- **ITEMS**
┌────────
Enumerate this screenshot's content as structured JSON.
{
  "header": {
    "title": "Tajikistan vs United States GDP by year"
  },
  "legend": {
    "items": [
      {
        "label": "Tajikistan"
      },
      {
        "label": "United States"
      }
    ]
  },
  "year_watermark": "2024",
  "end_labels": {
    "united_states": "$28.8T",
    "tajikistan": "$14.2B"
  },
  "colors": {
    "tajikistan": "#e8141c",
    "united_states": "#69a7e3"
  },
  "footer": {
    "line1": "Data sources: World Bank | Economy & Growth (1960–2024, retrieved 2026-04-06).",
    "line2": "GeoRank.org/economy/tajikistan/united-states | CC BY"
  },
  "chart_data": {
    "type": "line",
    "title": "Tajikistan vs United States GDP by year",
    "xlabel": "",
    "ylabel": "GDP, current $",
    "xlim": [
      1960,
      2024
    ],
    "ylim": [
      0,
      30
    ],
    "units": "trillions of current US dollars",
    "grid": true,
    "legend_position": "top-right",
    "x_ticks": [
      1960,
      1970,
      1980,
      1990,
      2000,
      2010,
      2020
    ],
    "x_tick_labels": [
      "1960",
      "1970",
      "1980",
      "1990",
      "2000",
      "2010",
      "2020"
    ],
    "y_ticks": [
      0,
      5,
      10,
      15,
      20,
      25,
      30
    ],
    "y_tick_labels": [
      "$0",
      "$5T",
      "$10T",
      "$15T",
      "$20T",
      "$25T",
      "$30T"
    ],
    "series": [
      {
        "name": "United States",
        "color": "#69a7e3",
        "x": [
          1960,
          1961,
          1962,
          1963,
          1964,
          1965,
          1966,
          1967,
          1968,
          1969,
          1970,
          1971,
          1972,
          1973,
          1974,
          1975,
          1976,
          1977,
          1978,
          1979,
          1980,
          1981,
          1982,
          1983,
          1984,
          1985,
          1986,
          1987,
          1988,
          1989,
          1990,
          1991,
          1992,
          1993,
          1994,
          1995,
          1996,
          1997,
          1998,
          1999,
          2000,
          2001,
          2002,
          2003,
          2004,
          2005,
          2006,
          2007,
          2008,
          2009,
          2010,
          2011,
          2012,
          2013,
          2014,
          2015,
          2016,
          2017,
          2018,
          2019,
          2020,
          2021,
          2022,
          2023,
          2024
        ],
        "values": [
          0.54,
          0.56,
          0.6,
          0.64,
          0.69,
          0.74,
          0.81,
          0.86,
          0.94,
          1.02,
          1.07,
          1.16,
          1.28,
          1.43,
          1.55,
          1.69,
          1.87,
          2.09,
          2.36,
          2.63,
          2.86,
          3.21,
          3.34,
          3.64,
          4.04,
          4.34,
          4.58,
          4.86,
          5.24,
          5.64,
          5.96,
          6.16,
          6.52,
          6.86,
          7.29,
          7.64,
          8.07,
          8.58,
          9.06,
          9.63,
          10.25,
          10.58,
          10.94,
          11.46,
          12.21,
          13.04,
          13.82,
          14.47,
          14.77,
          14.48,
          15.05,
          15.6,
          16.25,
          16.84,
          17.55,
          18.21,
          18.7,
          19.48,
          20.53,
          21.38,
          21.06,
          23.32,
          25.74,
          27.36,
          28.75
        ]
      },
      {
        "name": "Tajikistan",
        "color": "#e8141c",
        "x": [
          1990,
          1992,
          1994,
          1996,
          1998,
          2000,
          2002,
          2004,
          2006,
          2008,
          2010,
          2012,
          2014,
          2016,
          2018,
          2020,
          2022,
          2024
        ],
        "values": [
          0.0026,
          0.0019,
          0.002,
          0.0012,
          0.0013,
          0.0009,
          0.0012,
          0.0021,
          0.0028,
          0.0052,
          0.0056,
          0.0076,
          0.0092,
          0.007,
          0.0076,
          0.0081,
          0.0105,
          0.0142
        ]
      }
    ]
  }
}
└────────
- **STATED EXERCISE**
State how many lines of the listing include the word "title". Reply with the number alone.

- **PROBLEM SOLUTION**
2